**DIRECTION:** Below are some records; reproduce every one of them exactly.
__________
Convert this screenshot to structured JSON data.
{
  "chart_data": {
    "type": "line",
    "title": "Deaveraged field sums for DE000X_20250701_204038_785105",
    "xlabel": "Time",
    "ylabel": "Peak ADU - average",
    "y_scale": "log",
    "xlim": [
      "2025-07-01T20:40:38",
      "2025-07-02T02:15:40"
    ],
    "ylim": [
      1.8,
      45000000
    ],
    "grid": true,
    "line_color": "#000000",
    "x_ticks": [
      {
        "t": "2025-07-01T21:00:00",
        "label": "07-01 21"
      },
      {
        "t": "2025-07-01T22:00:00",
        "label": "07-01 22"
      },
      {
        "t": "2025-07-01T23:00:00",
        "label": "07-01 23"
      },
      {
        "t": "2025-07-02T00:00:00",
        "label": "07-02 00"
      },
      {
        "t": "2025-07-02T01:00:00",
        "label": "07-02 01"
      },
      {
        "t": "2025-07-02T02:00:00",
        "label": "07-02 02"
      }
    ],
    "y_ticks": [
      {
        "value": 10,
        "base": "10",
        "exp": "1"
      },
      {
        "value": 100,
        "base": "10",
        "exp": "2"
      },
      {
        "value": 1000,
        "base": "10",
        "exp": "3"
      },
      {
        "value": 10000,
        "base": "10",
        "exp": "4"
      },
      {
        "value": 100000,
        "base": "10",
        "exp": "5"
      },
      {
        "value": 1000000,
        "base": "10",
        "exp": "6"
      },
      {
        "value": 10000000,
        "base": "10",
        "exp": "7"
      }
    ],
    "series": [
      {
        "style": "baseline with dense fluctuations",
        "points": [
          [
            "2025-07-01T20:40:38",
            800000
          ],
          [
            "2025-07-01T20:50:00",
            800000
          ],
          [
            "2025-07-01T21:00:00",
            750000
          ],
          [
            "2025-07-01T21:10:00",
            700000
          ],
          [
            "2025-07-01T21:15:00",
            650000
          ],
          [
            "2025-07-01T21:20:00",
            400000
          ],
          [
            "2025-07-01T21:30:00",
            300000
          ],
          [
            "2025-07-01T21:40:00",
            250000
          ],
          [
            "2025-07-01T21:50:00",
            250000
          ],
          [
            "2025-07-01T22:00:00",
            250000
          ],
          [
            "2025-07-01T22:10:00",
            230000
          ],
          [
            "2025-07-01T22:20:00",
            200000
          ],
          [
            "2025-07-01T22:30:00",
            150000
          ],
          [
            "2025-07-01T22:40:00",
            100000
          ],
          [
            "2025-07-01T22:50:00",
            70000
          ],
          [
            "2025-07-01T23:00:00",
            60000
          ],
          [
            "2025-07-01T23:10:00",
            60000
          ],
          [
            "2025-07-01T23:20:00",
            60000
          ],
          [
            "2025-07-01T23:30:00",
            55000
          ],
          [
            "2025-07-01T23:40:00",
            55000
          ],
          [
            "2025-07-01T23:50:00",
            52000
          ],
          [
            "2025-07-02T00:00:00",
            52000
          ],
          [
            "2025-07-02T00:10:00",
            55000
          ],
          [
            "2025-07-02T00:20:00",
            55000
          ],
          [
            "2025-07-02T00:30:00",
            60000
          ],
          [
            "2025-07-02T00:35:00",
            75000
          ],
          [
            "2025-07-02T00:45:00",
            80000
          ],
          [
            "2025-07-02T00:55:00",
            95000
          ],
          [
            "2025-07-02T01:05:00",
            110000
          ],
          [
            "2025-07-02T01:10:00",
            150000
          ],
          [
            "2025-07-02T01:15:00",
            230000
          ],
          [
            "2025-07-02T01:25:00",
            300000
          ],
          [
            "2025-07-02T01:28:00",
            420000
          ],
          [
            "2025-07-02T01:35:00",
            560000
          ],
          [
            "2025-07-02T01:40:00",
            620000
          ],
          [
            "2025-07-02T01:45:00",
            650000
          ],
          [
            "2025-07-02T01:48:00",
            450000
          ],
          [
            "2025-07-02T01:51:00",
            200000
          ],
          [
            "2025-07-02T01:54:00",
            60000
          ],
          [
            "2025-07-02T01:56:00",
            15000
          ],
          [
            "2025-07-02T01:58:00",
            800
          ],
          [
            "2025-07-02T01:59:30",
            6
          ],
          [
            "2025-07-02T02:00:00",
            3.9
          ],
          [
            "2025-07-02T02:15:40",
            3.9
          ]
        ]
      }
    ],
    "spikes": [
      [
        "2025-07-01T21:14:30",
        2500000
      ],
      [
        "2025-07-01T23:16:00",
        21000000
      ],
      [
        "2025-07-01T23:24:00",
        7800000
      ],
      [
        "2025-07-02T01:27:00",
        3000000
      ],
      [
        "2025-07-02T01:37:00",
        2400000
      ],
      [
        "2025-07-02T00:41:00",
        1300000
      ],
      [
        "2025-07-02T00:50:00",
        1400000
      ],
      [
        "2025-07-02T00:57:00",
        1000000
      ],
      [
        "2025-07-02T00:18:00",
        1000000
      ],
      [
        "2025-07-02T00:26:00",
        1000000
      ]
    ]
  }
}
__________
**ANSWER:**
Convert this screenshot to structured JSON data.
{
  "chart_data": {
    "type": "line",
    "title": "Deaveraged field sums for DE000X_20250701_204038_785105",
    "xlabel": "Time",
    "ylabel": "Peak ADU - average",
    "y_scale": "log",
    "xlim": [
      "2025-07-01T20:40:38",
      "2025-07-02T02:15:40"
    ],
    "ylim": [
      1.8,
      45000000
    ],
    "grid": true,
    "line_color": "#000000",
    "x_ticks": [
      {
        "t": "2025-07-01T21:00:00",
        "label": "07-01 21"
      },
      {
        "t": "2025-07-01T22:00:00",
        "label": "07-01 22"
      },
      {
        "t": "2025-07-01T23:00:00",
        "label": "07-01 23"
      },
      {
        "t": "2025-07-02T00:00:00",
        "label": "07-02 00"
      },
      {
        "t": "2025-07-02T01:00:00",
        "label": "07-02 01"
      },
      {
        "t": "2025-07-02T02:00:00",
        "label": "07-02 02"
      }
    ],
    "y_ticks": [
      {
        "value": 10,
        "base": "10",
        "exp": "1"
      },
      {
        "value": 100,
        "base": "10",
        "exp": "2"
      },
      {
        "value": 1000,
        "base": "10",
        "exp": "3"
      },
      {
        "value": 10000,
        "base": "10",
        "exp": "4"
      },
      {
        "value": 100000,
        "base": "10",
        "exp": "5"
      },
      {
        "value": 1000000,
        "base": "10",
        "exp": "6"
      },
      {
        "value": 10000000,
        "base": "10",
        "exp": "7"
      }
    ],
    "series": [
      {
        "style": "baseline with dense fluctuations",
        "points": [
          [
            "2025-07-01T20:40:38",
            800000
          ],
          [
            "2025-07-01T20:50:00",
            800000
          ],
          [
            "2025-07-01T21:00:00",
            750000
          ],
          [
            "2025-07-01T21:10:00",
            700000
          ],
          [
            "2025-07-01T21:15:00",
            650000
          ],
          [
            "2025-07-01T21:20:00",
            400000
          ],
          [
            "2025-07-01T21:30:00",
            300000
          ],
          [
            "2025-07-01T21:40:00",
            250000
          ],
          [
            "2025-07-01T21:50:00",
            250000
          ],
          [
            "2025-07-01T22:00:00",
            250000
          ],
          [
            "2025-07-01T22:10:00",
            230000
          ],
          [
            "2025-07-01T22:20:00",
            200000
          ],
          [
            "2025-07-01T22:30:00",
            150000
          ],
          [
            "2025-07-01T22:40:00",
            100000
          ],
          [
            "2025-07-01T22:50:00",
            70000
          ],
          [
            "2025-07-01T23:00:00",
            60000
          ],
          [
            "2025-07-01T23:10:00",
            60000
          ],
          [
            "2025-07-01T23:20:00",
            60000
          ],
          [
            "2025-07-01T23:30:00",
            55000
          ],
          [
            "2025-07-01T23:40:00",
            55000
          ],
          [
            "2025-07-01T23:50:00",
            52000
          ],
          [
            "2025-07-02T00:00:00",
            52000
          ],
          [
            "2025-07-02T00:10:00",
            55000
          ],
          [
            "2025-07-02T00:20:00",
            55000
          ],
          [
            "2025-07-02T00:30:00",
            60000
          ],
          [
            "2025-07-02T00:35:00",
            75000
          ],
          [
            "2025-07-02T00:45:00",
            80000
          ],
          [
            "2025-07-02T00:55:00",
            95000
          ],
          [
            "2025-07-02T01:05:00",
            110000
          ],
          [
            "2025-07-02T01:10:00",
            150000
          ],
          [
            "2025-07-02T01:15:00",
            230000
          ],
          [
            "2025-07-02T01:25:00",
            300000
          ],
          [
            "2025-07-02T01:28:00",
            420000
          ],
          [
            "2025-07-02T01:35:00",
            560000
          ],
          [
            "2025-07-02T01:40:00",
            620000
          ],
          [
            "2025-07-02T01:45:00",
            650000
          ],
          [
            "2025-07-02T01:48:00",
            450000
          ],
          [
            "2025-07-02T01:51:00",
            200000
          ],
          [
            "2025-07-02T01:54:00",
            60000
          ],
          [
            "2025-07-02T01:56:00",
            15000
          ],
          [
            "2025-07-02T01:58:00",
            800
          ],
          [
            "2025-07-02T01:59:30",
            6
          ],
          [
            "2025-07-02T02:00:00",
            3.9
          ],
          [
            "2025-07-02T02:15:40",
            3.9
          ]
        ]
      }
    ],
    "spikes": [
      [
        "2025-07-01T21:14:30",
        2500000
      ],
      [
        "2025-07-01T23:16:00",
        21000000
      ],
      [
        "2025-07-01T23:24:00",
        7800000
      ],
      [
        "2025-07-02T01:27:00",
        3000000
      ],
      [
        "2025-07-02T01:37:00",
        2400000
      ],
      [
        "2025-07-02T00:41:00",
        1300000
      ],
      [
        "2025-07-02T00:50:00",
        1400000
      ],
      [
        "2025-07-02T00:57:00",
        1000000
      ],
      [
        "2025-07-02T00:18:00",
        1000000
      ],
      [
        "2025-07-02T00:26:00",
        1000000
      ]
    ]
  }
}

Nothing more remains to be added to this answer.